## [The request]
Please restate the following records word for word.

╭──

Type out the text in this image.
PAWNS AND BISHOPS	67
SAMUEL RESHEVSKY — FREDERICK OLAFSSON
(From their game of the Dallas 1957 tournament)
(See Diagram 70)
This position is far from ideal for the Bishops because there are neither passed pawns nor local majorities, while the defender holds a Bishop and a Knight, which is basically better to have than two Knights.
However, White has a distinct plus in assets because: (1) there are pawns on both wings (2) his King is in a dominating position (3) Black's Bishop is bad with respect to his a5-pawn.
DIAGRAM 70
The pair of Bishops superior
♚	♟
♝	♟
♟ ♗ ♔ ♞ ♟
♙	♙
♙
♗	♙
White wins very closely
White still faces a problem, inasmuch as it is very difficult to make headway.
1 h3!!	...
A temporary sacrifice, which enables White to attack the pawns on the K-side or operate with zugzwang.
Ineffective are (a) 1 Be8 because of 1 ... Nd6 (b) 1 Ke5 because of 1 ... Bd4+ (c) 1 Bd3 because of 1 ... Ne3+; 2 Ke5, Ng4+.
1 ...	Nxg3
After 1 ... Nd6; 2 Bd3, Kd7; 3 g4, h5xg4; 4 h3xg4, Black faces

╰──

## [Reply]
Type out the text in this image.
PAWNS AND BISHOPS	67
SAMUEL RESHEVSKY — FREDERICK OLAFSSON
(From their game of the Dallas 1957 tournament)
(See Diagram 70)
This position is far from ideal for the Bishops because there are neither passed pawns nor local majorities, while the defender holds a Bishop and a Knight, which is basically better to have than two Knights.
However, White has a distinct plus in assets because: (1) there are pawns on both wings (2) his King is in a dominating position (3) Black's Bishop is bad with respect to his a5-pawn.
DIAGRAM 70
The pair of Bishops superior
♚	♟
♝	♟
♟ ♗ ♔ ♞ ♟
♙	♙
♙
♗	♙
White wins very closely
White still faces a problem, inasmuch as it is very difficult to make headway.
1 h3!!	...
A temporary sacrifice, which enables White to attack the pawns on the K-side or operate with zugzwang.
Ineffective are (a) 1 Be8 because of 1 ... Nd6 (b) 1 Ke5 because of 1 ... Bd4+ (c) 1 Bd3 because of 1 ... Ne3+; 2 Ke5, Ng4+.
1 ...	Nxg3
After 1 ... Nd6; 2 Bd3, Kd7; 3 g4, h5xg4; 4 h3xg4, Black faces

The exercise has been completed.